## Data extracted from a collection
◆ ◆ ◆ ◆ ◆ ◆ ◆
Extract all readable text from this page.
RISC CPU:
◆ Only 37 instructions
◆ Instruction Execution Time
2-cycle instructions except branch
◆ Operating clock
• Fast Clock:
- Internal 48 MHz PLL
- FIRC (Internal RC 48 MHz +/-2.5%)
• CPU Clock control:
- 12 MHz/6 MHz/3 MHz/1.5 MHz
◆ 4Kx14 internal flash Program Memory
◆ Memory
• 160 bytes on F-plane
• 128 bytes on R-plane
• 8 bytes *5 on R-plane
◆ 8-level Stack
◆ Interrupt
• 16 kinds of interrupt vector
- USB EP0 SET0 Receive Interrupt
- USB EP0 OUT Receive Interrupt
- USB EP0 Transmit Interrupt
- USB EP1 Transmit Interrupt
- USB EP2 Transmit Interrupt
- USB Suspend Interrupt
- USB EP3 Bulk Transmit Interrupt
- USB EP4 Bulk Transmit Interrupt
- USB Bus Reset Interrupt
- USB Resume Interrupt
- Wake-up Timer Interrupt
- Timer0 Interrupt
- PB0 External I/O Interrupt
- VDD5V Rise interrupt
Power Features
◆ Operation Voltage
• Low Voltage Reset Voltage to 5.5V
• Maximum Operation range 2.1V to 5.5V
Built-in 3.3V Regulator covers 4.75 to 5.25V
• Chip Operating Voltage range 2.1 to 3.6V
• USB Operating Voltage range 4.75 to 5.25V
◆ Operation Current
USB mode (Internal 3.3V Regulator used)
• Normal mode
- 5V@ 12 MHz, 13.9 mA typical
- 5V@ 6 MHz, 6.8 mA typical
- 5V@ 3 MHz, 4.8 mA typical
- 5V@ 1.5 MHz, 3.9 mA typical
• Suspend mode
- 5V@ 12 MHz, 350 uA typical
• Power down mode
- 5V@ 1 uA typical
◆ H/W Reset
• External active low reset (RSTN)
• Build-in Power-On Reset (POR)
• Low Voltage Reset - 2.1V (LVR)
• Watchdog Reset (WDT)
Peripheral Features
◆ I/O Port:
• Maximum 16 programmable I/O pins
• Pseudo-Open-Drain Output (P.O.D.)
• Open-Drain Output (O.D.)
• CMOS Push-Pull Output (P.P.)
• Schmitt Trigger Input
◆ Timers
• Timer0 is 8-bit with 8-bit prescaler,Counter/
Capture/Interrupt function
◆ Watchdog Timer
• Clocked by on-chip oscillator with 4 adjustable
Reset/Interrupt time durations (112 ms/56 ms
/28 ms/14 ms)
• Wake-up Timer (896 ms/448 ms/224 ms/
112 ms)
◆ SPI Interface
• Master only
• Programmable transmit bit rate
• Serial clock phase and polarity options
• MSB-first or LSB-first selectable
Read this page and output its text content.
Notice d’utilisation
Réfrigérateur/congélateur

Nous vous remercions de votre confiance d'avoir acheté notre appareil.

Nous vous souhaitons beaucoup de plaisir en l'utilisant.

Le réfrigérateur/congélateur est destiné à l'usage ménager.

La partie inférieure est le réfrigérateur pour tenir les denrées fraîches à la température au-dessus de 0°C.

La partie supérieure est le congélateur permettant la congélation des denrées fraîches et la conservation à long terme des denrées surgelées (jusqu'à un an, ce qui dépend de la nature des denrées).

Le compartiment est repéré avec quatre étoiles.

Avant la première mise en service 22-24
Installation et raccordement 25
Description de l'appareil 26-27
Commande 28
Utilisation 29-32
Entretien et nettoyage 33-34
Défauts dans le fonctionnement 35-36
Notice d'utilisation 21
◆ ◆ ◆ ◆ ◆ ◆ ◆
## TASK BRIEF
Word for word, quote all of the data above.

## THE OUTPUT
Extract all readable text from this page.
RISC CPU:
◆ Only 37 instructions
◆ Instruction Execution Time
2-cycle instructions except branch
◆ Operating clock
• Fast Clock:
- Internal 48 MHz PLL
- FIRC (Internal RC 48 MHz +/-2.5%)
• CPU Clock control:
- 12 MHz/6 MHz/3 MHz/1.5 MHz
◆ 4Kx14 internal flash Program Memory
◆ Memory
• 160 bytes on F-plane
• 128 bytes on R-plane
• 8 bytes *5 on R-plane
◆ 8-level Stack
◆ Interrupt
• 16 kinds of interrupt vector
- USB EP0 SET0 Receive Interrupt
- USB EP0 OUT Receive Interrupt
- USB EP0 Transmit Interrupt
- USB EP1 Transmit Interrupt
- USB EP2 Transmit Interrupt
- USB Suspend Interrupt
- USB EP3 Bulk Transmit Interrupt
- USB EP4 Bulk Transmit Interrupt
- USB Bus Reset Interrupt
- USB Resume Interrupt
- Wake-up Timer Interrupt
- Timer0 Interrupt
- PB0 External I/O Interrupt
- VDD5V Rise interrupt
Power Features
◆ Operation Voltage
• Low Voltage Reset Voltage to 5.5V
• Maximum Operation range 2.1V to 5.5V
Built-in 3.3V Regulator covers 4.75 to 5.25V
• Chip Operating Voltage range 2.1 to 3.6V
• USB Operating Voltage range 4.75 to 5.25V
◆ Operation Current
USB mode (Internal 3.3V Regulator used)
• Normal mode
- 5V@ 12 MHz, 13.9 mA typical
- 5V@ 6 MHz, 6.8 mA typical
- 5V@ 3 MHz, 4.8 mA typical
- 5V@ 1.5 MHz, 3.9 mA typical
• Suspend mode
- 5V@ 12 MHz, 350 uA typical
• Power down mode
- 5V@ 1 uA typical
◆ H/W Reset
• External active low reset (RSTN)
• Build-in Power-On Reset (POR)
• Low Voltage Reset - 2.1V (LVR)
• Watchdog Reset (WDT)
Peripheral Features
◆ I/O Port:
• Maximum 16 programmable I/O pins
• Pseudo-Open-Drain Output (P.O.D.)
• Open-Drain Output (O.D.)
• CMOS Push-Pull Output (P.P.)
• Schmitt Trigger Input
◆ Timers
• Timer0 is 8-bit with 8-bit prescaler,Counter/
Capture/Interrupt function
◆ Watchdog Timer
• Clocked by on-chip oscillator with 4 adjustable
Reset/Interrupt time durations (112 ms/56 ms
/28 ms/14 ms)
• Wake-up Timer (896 ms/448 ms/224 ms/
112 ms)
◆ SPI Interface
• Master only
• Programmable transmit bit rate
• Serial clock phase and polarity options
• MSB-first or LSB-first selectable
Read this page and output its text content.
Notice d’utilisation
Réfrigérateur/congélateur

Nous vous remercions de votre confiance d'avoir acheté notre appareil.

Nous vous souhaitons beaucoup de plaisir en l'utilisant.

Le réfrigérateur/congélateur est destiné à l'usage ménager.

La partie inférieure est le réfrigérateur pour tenir les denrées fraîches à la température au-dessus de 0°C.

La partie supérieure est le congélateur permettant la congélation des denrées fraîches et la conservation à long terme des denrées surgelées (jusqu'à un an, ce qui dépend de la nature des denrées).

Le compartiment est repéré avec quatre étoiles.

Avant la première mise en service 22-24
Installation et raccordement 25
Description de l'appareil 26-27
Commande 28
Utilisation 29-32
Entretien et nettoyage 33-34
Défauts dans le fonctionnement 35-36
Notice d'utilisation 21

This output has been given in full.